EXERCISE: For each line below with the word "structured", write out a copy.

[[ SOURCE MATERIAL open ]]

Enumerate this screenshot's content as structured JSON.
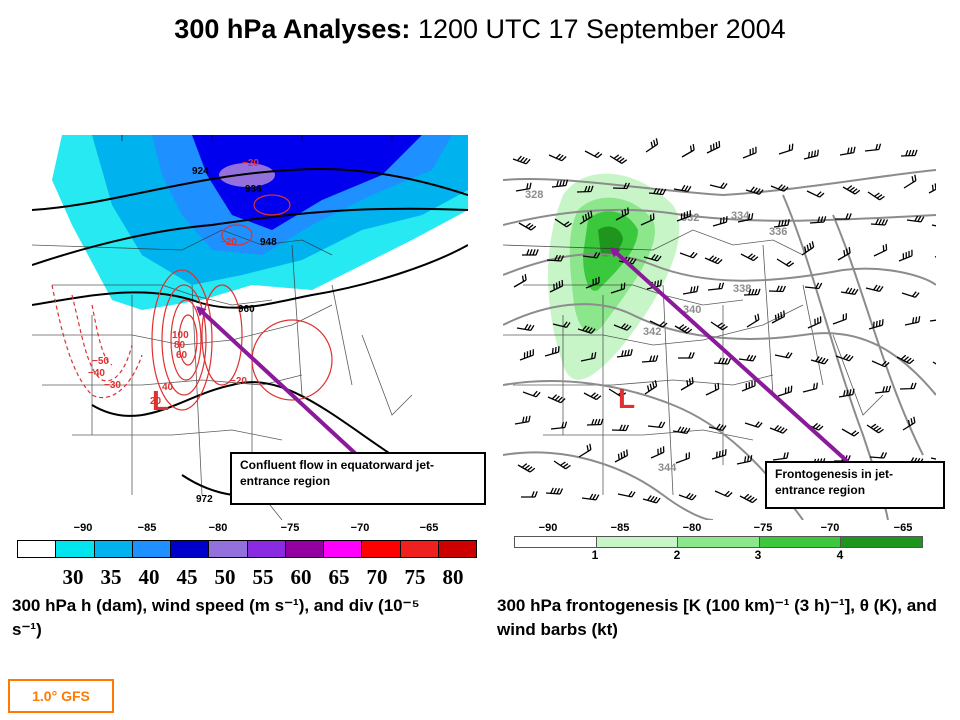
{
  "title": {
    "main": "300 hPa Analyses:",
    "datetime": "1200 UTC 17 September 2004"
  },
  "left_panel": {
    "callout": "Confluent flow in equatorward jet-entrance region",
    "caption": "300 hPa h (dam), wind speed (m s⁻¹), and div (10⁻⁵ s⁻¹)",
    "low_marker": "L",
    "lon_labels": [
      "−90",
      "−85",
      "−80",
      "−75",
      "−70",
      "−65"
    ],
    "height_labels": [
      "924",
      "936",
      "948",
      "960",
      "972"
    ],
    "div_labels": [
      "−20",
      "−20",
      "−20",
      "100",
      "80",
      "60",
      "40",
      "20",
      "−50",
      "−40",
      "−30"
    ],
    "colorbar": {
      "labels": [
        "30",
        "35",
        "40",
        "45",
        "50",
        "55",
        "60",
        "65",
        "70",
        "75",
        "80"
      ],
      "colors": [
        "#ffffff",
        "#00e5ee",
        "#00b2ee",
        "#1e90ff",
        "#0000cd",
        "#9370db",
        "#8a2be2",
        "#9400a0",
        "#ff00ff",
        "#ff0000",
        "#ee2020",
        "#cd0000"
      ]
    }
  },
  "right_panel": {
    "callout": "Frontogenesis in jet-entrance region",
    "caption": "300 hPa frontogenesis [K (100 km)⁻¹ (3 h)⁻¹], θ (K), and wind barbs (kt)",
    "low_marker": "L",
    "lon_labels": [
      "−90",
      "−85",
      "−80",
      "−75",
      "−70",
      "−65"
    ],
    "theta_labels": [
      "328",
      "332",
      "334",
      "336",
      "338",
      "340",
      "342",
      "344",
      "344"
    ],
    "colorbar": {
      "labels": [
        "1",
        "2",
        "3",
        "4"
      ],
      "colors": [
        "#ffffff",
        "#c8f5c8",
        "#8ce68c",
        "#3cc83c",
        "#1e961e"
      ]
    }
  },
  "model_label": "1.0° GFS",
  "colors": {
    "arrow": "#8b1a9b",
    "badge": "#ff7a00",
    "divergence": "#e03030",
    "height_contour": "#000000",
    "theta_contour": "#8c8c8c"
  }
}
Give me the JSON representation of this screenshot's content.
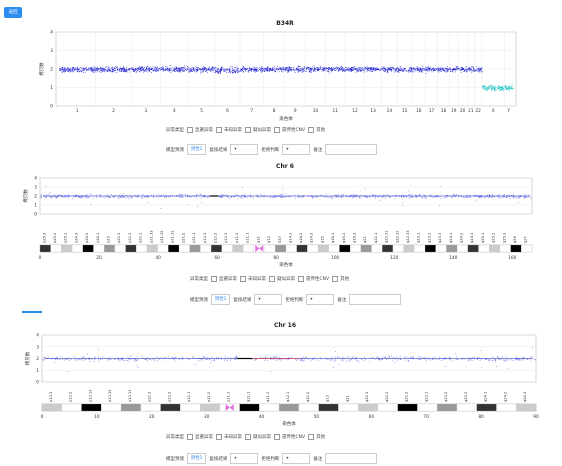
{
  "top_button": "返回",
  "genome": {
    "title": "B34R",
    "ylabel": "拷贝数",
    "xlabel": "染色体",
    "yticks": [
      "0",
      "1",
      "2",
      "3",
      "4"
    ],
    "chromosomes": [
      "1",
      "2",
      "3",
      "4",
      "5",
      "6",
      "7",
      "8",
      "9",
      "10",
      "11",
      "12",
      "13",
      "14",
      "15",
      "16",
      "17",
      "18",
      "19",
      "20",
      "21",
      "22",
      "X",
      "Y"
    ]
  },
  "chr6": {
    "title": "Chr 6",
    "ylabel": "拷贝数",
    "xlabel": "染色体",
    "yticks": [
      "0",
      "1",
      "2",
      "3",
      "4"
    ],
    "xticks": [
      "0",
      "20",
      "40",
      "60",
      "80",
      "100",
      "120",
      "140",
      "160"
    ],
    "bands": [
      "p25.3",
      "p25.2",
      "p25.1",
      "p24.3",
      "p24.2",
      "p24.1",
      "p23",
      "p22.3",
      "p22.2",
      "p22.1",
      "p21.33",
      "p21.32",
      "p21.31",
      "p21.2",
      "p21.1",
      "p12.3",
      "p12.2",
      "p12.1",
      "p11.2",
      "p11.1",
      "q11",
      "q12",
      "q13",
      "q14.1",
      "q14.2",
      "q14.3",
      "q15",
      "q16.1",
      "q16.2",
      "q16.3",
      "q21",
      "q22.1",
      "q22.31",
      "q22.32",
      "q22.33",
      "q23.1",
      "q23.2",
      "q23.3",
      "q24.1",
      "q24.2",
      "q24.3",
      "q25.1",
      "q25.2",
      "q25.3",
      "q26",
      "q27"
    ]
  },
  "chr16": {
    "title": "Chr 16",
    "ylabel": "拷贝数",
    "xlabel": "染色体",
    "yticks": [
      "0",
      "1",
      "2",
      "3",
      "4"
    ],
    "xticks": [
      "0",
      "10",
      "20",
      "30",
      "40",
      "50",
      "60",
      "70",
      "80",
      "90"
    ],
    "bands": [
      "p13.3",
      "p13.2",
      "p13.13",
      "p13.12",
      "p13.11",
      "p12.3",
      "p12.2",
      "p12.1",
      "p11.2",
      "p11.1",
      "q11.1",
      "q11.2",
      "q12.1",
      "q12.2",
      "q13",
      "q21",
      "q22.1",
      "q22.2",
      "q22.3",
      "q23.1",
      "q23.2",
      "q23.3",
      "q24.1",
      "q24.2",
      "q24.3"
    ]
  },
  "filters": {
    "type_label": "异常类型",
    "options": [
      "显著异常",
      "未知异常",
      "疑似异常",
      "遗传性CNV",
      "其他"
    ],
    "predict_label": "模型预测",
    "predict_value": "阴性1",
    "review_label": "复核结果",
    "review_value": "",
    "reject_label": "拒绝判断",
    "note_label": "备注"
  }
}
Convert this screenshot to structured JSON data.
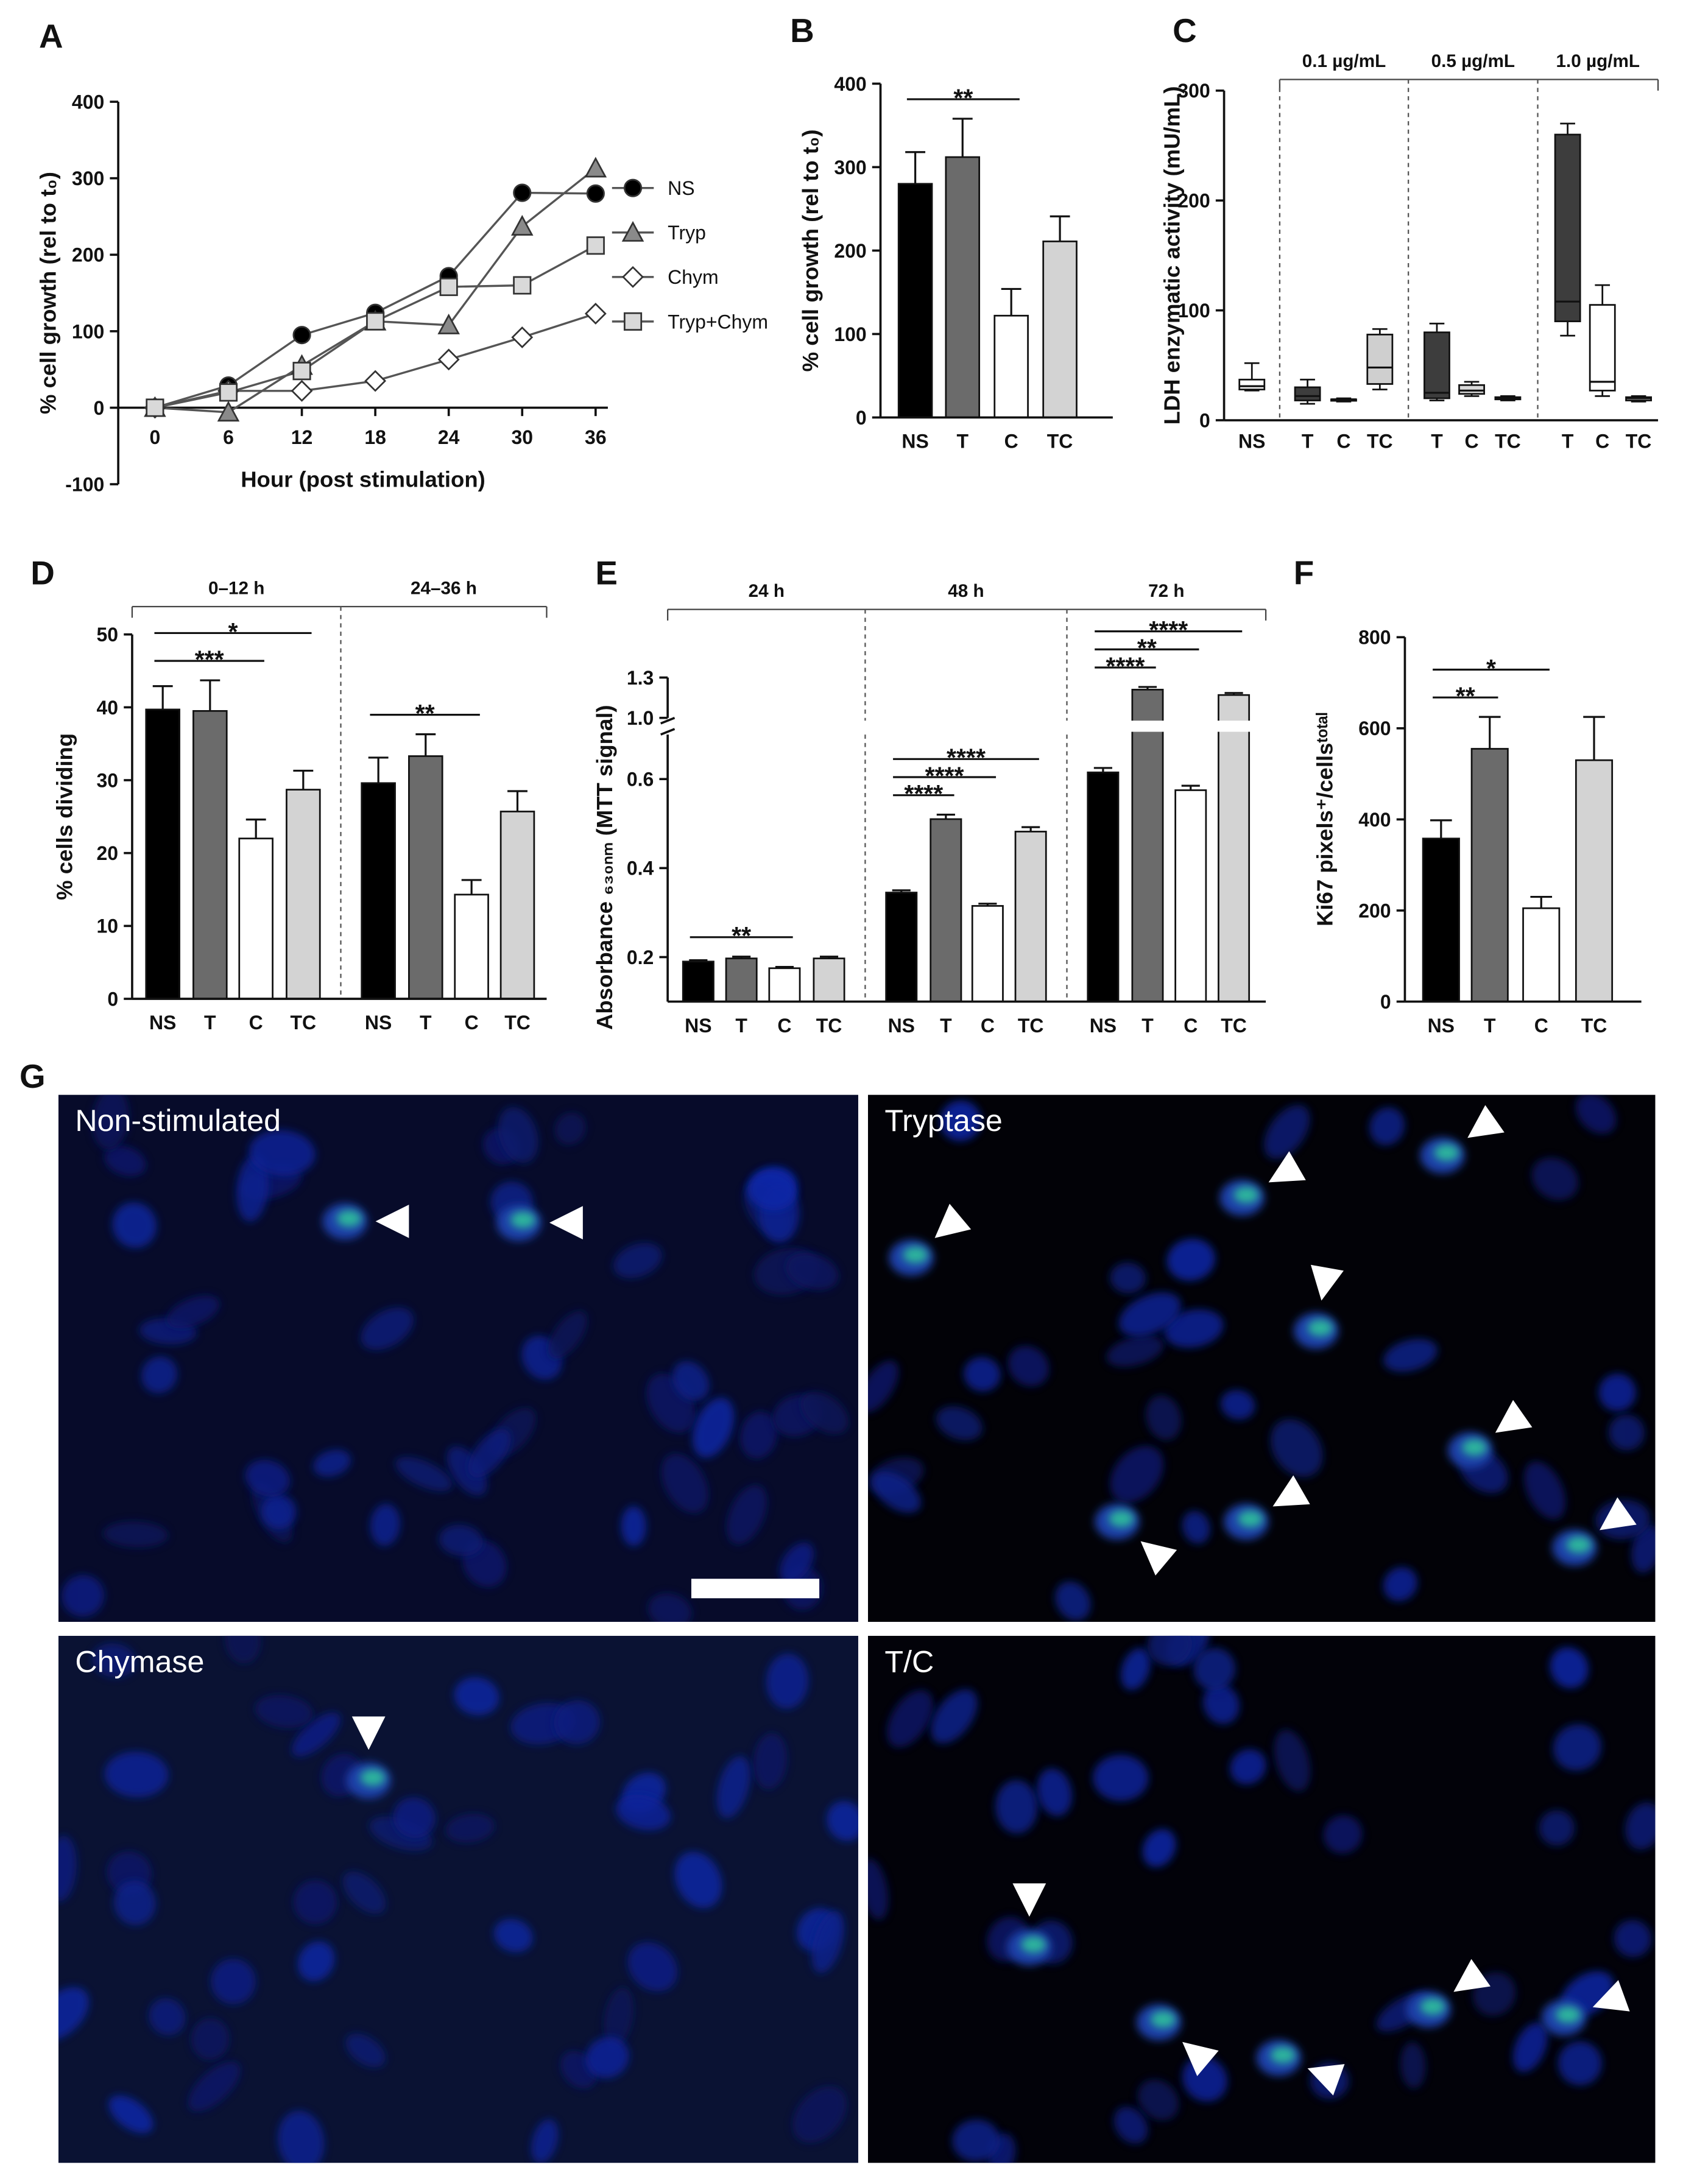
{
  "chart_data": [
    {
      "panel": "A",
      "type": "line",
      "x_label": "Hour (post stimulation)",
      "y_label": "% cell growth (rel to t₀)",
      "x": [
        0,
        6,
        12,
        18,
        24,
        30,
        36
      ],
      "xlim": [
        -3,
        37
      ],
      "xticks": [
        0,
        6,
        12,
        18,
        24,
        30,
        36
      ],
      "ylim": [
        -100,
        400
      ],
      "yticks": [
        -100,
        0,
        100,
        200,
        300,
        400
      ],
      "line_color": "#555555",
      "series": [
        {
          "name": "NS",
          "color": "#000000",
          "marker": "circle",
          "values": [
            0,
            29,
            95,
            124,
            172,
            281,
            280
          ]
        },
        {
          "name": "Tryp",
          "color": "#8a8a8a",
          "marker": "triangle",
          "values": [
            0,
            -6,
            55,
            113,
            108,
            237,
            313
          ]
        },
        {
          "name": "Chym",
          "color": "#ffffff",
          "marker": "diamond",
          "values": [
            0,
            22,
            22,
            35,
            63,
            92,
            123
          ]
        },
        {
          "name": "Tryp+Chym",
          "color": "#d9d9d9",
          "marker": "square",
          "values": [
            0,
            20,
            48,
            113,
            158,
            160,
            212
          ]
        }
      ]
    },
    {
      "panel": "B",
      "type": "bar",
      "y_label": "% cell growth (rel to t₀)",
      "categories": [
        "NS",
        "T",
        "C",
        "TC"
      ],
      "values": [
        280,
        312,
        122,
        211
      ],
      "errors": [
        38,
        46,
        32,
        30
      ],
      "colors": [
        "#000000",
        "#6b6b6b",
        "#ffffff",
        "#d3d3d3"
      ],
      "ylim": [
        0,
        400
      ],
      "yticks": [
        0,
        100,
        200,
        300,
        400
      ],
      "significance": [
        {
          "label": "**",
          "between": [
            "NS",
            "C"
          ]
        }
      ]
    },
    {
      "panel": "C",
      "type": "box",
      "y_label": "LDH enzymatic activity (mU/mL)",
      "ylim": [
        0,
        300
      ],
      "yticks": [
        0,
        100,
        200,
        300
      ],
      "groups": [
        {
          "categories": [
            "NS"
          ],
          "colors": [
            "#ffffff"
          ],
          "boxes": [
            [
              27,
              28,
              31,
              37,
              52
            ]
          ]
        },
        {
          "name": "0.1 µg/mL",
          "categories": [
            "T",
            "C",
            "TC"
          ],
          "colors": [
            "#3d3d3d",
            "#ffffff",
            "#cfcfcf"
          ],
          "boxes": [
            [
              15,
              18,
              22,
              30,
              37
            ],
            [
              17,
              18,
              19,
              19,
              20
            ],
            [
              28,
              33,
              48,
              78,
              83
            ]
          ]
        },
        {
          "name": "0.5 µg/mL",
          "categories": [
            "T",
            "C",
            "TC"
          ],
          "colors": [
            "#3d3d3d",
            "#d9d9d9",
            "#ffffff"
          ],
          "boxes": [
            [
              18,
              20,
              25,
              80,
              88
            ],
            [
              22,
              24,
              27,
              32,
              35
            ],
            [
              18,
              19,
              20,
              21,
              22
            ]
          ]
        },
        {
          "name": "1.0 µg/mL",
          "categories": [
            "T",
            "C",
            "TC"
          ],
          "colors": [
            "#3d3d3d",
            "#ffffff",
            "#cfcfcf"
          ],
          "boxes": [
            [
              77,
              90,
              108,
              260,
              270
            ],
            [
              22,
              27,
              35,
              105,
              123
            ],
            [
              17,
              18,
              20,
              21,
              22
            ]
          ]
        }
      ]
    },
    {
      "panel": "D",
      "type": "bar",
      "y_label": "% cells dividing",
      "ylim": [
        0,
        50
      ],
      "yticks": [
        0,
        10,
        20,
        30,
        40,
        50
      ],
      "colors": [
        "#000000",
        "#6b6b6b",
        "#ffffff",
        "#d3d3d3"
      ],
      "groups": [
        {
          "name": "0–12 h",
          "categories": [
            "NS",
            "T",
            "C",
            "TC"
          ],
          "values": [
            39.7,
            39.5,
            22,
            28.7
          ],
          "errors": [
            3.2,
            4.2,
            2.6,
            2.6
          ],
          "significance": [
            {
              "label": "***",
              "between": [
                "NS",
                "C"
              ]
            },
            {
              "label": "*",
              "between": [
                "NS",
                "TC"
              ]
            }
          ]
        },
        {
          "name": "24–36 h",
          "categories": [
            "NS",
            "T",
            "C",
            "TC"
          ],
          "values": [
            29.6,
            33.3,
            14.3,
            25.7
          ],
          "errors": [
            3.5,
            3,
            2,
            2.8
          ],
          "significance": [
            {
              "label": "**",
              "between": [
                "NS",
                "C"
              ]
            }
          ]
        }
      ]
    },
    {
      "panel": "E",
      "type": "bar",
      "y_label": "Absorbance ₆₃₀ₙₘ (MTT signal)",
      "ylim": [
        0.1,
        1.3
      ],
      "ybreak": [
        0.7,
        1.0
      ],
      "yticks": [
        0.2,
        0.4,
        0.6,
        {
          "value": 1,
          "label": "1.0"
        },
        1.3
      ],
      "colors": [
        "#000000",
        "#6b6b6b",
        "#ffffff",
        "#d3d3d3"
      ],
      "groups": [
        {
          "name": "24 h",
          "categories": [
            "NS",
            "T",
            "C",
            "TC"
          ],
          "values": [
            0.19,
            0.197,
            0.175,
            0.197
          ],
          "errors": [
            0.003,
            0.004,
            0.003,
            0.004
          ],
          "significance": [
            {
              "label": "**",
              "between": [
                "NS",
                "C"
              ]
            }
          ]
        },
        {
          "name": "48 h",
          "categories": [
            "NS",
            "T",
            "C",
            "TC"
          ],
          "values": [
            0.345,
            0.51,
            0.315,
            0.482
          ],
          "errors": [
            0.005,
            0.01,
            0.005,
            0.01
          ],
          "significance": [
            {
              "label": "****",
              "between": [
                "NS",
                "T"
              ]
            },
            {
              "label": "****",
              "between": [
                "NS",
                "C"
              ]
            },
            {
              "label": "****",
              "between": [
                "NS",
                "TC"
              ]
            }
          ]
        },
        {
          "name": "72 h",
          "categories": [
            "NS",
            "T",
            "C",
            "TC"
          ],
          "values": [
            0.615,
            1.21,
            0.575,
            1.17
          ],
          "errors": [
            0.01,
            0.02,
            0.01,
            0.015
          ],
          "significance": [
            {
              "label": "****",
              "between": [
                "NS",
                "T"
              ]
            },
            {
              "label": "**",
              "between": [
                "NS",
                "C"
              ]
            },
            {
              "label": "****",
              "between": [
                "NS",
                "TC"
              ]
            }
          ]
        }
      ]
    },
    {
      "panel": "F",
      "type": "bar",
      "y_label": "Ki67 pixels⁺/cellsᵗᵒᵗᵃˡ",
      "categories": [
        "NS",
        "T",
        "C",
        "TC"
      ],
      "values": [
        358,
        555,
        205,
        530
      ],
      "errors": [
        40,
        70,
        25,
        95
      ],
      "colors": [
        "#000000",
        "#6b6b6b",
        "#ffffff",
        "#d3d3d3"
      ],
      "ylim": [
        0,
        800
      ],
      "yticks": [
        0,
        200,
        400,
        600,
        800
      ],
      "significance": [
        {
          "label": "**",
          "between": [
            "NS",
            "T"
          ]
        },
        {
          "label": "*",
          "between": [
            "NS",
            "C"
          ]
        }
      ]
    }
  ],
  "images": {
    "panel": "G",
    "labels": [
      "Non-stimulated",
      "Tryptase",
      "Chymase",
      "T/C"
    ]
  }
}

[[ SOURCE MATERIAL closed ]]

FINISHED EXERCISE:
Enumerate this screenshot's content as structured JSON.
Convert this screenshot to structured JSON data.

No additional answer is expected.